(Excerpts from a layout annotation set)
·····
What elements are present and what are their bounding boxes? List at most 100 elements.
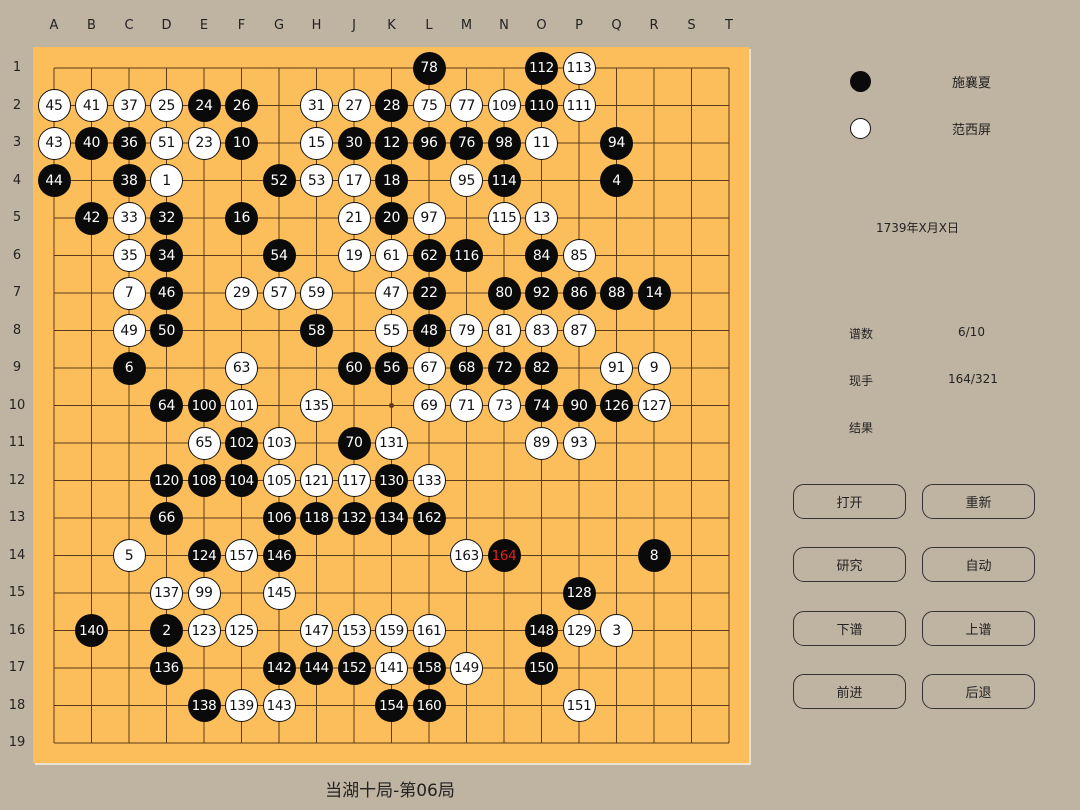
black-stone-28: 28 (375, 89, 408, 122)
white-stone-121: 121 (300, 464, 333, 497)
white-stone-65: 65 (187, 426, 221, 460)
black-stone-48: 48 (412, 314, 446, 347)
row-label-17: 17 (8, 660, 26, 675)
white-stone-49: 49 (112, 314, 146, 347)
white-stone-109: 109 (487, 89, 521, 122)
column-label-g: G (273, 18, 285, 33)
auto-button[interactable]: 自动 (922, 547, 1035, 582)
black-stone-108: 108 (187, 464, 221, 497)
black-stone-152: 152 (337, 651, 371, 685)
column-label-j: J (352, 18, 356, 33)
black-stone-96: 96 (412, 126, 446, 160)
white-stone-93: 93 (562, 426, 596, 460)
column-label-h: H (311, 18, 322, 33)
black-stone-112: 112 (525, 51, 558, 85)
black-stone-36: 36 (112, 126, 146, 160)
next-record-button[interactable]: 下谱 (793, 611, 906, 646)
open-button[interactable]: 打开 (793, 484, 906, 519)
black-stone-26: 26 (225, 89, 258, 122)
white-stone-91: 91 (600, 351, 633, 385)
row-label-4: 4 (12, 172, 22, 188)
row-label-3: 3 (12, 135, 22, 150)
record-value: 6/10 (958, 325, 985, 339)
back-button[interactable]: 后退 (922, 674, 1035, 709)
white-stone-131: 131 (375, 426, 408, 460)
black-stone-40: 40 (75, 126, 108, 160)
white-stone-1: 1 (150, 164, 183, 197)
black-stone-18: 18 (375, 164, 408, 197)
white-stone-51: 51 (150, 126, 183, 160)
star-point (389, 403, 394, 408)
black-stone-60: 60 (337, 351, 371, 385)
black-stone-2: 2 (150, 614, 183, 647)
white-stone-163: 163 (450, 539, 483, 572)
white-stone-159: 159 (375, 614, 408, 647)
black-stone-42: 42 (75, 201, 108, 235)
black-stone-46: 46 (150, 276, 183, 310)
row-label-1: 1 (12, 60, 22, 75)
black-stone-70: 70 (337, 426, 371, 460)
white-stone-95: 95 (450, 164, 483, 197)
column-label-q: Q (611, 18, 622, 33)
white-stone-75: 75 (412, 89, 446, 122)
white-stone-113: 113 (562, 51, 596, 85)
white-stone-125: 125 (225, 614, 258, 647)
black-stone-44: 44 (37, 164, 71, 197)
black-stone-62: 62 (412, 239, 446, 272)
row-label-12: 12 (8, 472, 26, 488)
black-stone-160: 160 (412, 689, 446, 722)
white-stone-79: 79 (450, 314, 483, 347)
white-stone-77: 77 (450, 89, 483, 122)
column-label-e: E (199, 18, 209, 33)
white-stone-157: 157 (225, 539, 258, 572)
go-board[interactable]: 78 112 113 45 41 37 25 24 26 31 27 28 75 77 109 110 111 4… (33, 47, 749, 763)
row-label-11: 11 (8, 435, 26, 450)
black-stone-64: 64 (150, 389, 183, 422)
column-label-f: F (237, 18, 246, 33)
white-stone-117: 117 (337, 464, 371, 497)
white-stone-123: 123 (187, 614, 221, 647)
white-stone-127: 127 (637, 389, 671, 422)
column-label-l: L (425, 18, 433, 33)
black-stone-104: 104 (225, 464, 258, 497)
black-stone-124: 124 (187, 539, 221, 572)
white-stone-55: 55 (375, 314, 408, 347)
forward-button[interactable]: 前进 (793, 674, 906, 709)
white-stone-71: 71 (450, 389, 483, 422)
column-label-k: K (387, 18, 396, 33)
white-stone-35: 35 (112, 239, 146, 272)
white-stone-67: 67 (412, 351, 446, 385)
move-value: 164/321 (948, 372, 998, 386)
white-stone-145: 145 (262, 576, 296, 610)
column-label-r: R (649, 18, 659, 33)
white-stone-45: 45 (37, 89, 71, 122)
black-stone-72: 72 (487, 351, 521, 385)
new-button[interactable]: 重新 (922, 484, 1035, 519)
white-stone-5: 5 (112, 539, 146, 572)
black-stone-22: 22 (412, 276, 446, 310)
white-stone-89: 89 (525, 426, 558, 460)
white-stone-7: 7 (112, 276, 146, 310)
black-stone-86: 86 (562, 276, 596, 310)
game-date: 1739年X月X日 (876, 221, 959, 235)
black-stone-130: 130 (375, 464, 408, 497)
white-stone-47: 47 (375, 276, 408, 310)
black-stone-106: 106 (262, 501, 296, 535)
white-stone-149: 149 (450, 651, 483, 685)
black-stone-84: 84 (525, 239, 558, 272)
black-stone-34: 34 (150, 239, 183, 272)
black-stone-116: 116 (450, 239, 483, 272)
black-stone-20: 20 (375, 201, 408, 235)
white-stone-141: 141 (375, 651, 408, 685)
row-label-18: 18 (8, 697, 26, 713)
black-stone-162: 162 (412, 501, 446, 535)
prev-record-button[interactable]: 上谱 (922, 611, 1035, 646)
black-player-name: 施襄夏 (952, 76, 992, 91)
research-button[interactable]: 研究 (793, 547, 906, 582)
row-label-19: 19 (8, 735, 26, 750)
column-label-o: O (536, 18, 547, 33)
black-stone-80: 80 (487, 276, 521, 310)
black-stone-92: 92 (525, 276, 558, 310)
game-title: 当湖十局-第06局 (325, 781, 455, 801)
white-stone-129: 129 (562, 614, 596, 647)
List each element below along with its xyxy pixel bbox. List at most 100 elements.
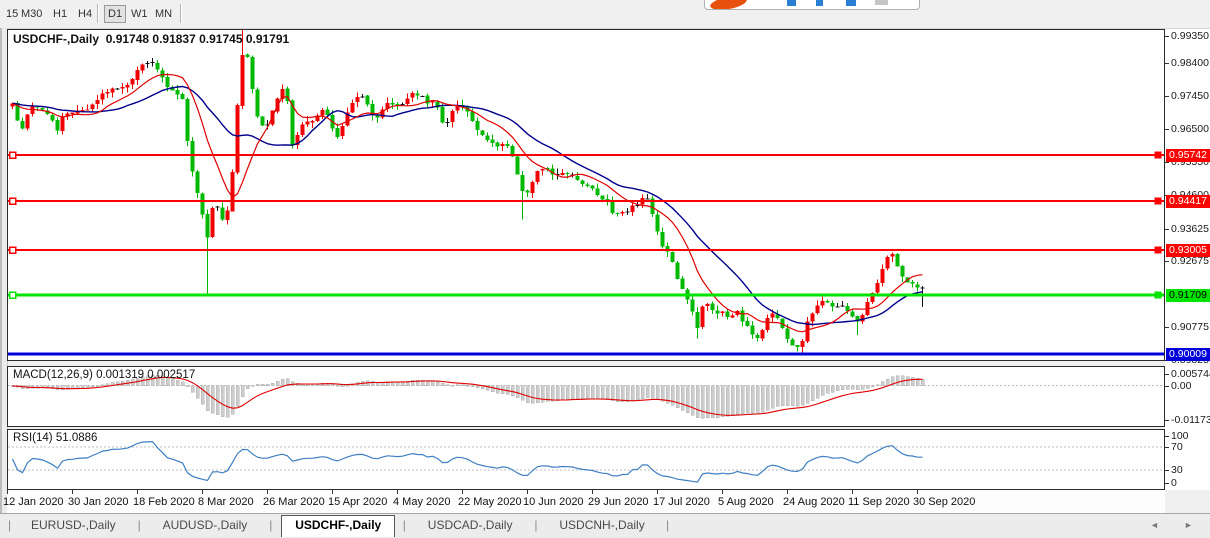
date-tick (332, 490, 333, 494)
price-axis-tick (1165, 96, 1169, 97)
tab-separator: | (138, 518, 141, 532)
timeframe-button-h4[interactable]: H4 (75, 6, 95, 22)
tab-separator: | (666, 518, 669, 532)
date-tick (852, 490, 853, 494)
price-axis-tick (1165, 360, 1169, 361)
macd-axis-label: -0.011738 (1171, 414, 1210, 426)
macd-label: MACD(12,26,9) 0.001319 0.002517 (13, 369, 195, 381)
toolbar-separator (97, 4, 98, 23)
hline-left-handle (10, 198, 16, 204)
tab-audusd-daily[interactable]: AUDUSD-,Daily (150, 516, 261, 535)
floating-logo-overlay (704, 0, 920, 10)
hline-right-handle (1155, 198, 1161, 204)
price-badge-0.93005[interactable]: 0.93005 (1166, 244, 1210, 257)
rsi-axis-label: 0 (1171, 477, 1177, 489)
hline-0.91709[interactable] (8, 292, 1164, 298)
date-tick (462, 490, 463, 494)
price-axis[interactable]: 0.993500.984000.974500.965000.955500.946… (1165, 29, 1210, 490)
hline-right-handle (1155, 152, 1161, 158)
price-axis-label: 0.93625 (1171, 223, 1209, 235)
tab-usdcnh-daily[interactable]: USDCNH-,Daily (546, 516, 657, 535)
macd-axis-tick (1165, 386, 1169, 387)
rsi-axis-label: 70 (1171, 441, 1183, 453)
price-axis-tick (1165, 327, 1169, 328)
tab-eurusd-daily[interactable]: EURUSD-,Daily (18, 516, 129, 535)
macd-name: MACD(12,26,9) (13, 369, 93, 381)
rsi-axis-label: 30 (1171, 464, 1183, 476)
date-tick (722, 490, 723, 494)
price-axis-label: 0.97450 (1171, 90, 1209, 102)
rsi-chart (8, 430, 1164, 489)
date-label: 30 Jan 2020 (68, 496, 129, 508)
·····
§ **Requirement**: Quote every line from the one containing "black-stone-28: 28 (375, 89, 408, 122)" up to and including the one containing "black-stone-96: 96 (412, 126, 446, 160)", character for character.

§ **Exercise answer**:
black-stone-28: 28 (375, 89, 408, 122)
white-stone-121: 121 (300, 464, 333, 497)
white-stone-65: 65 (187, 426, 221, 460)
black-stone-48: 48 (412, 314, 446, 347)
row-label-17: 17 (8, 660, 26, 675)
white-stone-49: 49 (112, 314, 146, 347)
white-stone-109: 109 (487, 89, 521, 122)
column-label-g: G (273, 18, 285, 33)
auto-button[interactable]: 自动 (922, 547, 1035, 582)
black-stone-108: 108 (187, 464, 221, 497)
black-stone-152: 152 (337, 651, 371, 685)
column-label-j: J (352, 18, 356, 33)
black-stone-96: 96 (412, 126, 446, 160)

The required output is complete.